**Problem details**.
Return the listing word for word, as given.

**Data excerpts**.

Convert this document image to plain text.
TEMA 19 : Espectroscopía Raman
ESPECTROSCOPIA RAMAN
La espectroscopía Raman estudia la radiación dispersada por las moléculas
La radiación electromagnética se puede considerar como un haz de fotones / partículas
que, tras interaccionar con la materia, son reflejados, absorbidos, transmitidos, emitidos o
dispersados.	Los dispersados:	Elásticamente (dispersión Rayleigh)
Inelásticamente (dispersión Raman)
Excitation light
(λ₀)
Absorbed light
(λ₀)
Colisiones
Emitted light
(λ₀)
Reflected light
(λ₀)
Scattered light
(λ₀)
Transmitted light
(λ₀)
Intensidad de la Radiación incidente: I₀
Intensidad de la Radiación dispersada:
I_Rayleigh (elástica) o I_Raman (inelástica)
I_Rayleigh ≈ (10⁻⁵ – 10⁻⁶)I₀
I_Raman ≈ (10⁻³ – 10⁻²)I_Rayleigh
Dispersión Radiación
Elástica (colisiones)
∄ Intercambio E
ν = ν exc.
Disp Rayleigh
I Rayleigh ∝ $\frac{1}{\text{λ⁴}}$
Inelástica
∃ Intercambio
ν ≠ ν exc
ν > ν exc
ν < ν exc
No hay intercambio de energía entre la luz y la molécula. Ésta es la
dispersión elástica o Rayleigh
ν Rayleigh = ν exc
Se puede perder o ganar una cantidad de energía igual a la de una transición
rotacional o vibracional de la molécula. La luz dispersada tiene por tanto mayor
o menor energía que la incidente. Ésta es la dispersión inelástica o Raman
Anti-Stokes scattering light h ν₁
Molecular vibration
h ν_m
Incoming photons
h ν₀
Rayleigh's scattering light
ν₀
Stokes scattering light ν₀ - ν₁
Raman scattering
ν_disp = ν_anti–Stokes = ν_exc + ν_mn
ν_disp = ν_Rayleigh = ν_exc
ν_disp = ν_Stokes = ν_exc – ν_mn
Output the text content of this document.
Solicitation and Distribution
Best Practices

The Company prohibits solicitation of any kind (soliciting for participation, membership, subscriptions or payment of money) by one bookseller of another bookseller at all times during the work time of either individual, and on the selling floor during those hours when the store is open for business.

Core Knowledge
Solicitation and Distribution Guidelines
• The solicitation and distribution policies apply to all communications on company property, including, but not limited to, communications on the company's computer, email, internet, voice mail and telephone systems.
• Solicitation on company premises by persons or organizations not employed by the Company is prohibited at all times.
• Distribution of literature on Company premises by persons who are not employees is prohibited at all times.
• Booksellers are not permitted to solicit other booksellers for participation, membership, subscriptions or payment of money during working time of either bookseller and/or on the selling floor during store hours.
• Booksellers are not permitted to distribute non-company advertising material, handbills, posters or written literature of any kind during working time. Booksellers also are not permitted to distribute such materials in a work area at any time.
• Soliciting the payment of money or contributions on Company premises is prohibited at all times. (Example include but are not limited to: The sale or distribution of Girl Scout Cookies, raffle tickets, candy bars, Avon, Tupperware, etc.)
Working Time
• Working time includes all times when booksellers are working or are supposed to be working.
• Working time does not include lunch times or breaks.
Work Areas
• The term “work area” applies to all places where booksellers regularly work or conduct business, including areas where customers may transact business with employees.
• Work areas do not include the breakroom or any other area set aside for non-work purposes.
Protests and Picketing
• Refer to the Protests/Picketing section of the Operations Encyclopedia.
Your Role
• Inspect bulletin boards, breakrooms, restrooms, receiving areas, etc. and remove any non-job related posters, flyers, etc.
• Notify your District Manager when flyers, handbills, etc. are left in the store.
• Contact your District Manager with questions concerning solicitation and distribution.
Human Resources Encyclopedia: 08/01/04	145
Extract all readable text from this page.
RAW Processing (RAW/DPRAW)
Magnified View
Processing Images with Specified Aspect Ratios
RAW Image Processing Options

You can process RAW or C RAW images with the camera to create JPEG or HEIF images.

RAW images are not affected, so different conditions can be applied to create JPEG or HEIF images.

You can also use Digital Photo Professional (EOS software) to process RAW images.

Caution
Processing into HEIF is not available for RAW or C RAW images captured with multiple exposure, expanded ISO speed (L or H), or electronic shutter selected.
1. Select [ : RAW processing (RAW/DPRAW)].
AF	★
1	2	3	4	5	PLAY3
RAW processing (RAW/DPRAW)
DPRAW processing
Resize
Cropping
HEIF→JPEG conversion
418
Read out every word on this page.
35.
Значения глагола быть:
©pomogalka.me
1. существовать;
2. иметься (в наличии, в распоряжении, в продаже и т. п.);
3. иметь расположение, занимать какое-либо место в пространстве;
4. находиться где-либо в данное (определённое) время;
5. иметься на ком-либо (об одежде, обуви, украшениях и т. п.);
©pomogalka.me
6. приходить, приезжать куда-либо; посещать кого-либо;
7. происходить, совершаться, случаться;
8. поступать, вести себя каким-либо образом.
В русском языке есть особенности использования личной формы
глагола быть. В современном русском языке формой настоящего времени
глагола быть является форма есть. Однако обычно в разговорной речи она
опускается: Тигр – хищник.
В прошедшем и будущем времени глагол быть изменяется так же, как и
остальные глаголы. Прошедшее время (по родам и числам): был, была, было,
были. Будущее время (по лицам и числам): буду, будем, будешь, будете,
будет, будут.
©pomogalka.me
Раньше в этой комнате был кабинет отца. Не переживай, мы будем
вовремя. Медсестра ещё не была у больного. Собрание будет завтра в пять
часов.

**Answer to this exercise**.
Convert this document image to plain text.
TEMA 19 : Espectroscopía Raman
ESPECTROSCOPIA RAMAN
La espectroscopía Raman estudia la radiación dispersada por las moléculas
La radiación electromagnética se puede considerar como un haz de fotones / partículas
que, tras interaccionar con la materia, son reflejados, absorbidos, transmitidos, emitidos o
dispersados.	Los dispersados:	Elásticamente (dispersión Rayleigh)
Inelásticamente (dispersión Raman)
Excitation light
(λ₀)
Absorbed light
(λ₀)
Colisiones
Emitted light
(λ₀)
Reflected light
(λ₀)
Scattered light
(λ₀)
Transmitted light
(λ₀)
Intensidad de la Radiación incidente: I₀
Intensidad de la Radiación dispersada:
I_Rayleigh (elástica) o I_Raman (inelástica)
I_Rayleigh ≈ (10⁻⁵ – 10⁻⁶)I₀
I_Raman ≈ (10⁻³ – 10⁻²)I_Rayleigh
Dispersión Radiación
Elástica (colisiones)
∄ Intercambio E
ν = ν exc.
Disp Rayleigh
I Rayleigh ∝ $\frac{1}{\text{λ⁴}}$
Inelástica
∃ Intercambio
ν ≠ ν exc
ν > ν exc
ν < ν exc
No hay intercambio de energía entre la luz y la molécula. Ésta es la
dispersión elástica o Rayleigh
ν Rayleigh = ν exc
Se puede perder o ganar una cantidad de energía igual a la de una transición
rotacional o vibracional de la molécula. La luz dispersada tiene por tanto mayor
o menor energía que la incidente. Ésta es la dispersión inelástica o Raman
Anti-Stokes scattering light h ν₁
Molecular vibration
h ν_m
Incoming photons
h ν₀
Rayleigh's scattering light
ν₀
Stokes scattering light ν₀ - ν₁
Raman scattering
ν_disp = ν_anti–Stokes = ν_exc + ν_mn
ν_disp = ν_Rayleigh = ν_exc
ν_disp = ν_Stokes = ν_exc – ν_mn
Output the text content of this document.
Solicitation and Distribution
Best Practices

The Company prohibits solicitation of any kind (soliciting for participation, membership, subscriptions or payment of money) by one bookseller of another bookseller at all times during the work time of either individual, and on the selling floor during those hours when the store is open for business.

Core Knowledge
Solicitation and Distribution Guidelines
• The solicitation and distribution policies apply to all communications on company property, including, but not limited to, communications on the company's computer, email, internet, voice mail and telephone systems.
• Solicitation on company premises by persons or organizations not employed by the Company is prohibited at all times.
• Distribution of literature on Company premises by persons who are not employees is prohibited at all times.
• Booksellers are not permitted to solicit other booksellers for participation, membership, subscriptions or payment of money during working time of either bookseller and/or on the selling floor during store hours.
• Booksellers are not permitted to distribute non-company advertising material, handbills, posters or written literature of any kind during working time. Booksellers also are not permitted to distribute such materials in a work area at any time.
• Soliciting the payment of money or contributions on Company premises is prohibited at all times. (Example include but are not limited to: The sale or distribution of Girl Scout Cookies, raffle tickets, candy bars, Avon, Tupperware, etc.)
Working Time
• Working time includes all times when booksellers are working or are supposed to be working.
• Working time does not include lunch times or breaks.
Work Areas
• The term “work area” applies to all places where booksellers regularly work or conduct business, including areas where customers may transact business with employees.
• Work areas do not include the breakroom or any other area set aside for non-work purposes.
Protests and Picketing
• Refer to the Protests/Picketing section of the Operations Encyclopedia.
Your Role
• Inspect bulletin boards, breakrooms, restrooms, receiving areas, etc. and remove any non-job related posters, flyers, etc.
• Notify your District Manager when flyers, handbills, etc. are left in the store.
• Contact your District Manager with questions concerning solicitation and distribution.
Human Resources Encyclopedia: 08/01/04	145
Extract all readable text from this page.
RAW Processing (RAW/DPRAW)
Magnified View
Processing Images with Specified Aspect Ratios
RAW Image Processing Options

You can process RAW or C RAW images with the camera to create JPEG or HEIF images.

RAW images are not affected, so different conditions can be applied to create JPEG or HEIF images.

You can also use Digital Photo Professional (EOS software) to process RAW images.

Caution
Processing into HEIF is not available for RAW or C RAW images captured with multiple exposure, expanded ISO speed (L or H), or electronic shutter selected.
1. Select [ : RAW processing (RAW/DPRAW)].
AF	★
1	2	3	4	5	PLAY3
RAW processing (RAW/DPRAW)
DPRAW processing
Resize
Cropping
HEIF→JPEG conversion
418
Read out every word on this page.
35.
Значения глагола быть:
©pomogalka.me
1. существовать;
2. иметься (в наличии, в распоряжении, в продаже и т. п.);
3. иметь расположение, занимать какое-либо место в пространстве;
4. находиться где-либо в данное (определённое) время;
5. иметься на ком-либо (об одежде, обуви, украшениях и т. п.);
©pomogalka.me
6. приходить, приезжать куда-либо; посещать кого-либо;
7. происходить, совершаться, случаться;
8. поступать, вести себя каким-либо образом.
В русском языке есть особенности использования личной формы
глагола быть. В современном русском языке формой настоящего времени
глагола быть является форма есть. Однако обычно в разговорной речи она
опускается: Тигр – хищник.
В прошедшем и будущем времени глагол быть изменяется так же, как и
остальные глаголы. Прошедшее время (по родам и числам): был, была, было,
были. Будущее время (по лицам и числам): буду, будем, будешь, будете,
будет, будут.
©pomogalka.me
Раньше в этой комнате был кабинет отца. Не переживай, мы будем
вовремя. Медсестра ещё не была у больного. Собрание будет завтра в пять
часов.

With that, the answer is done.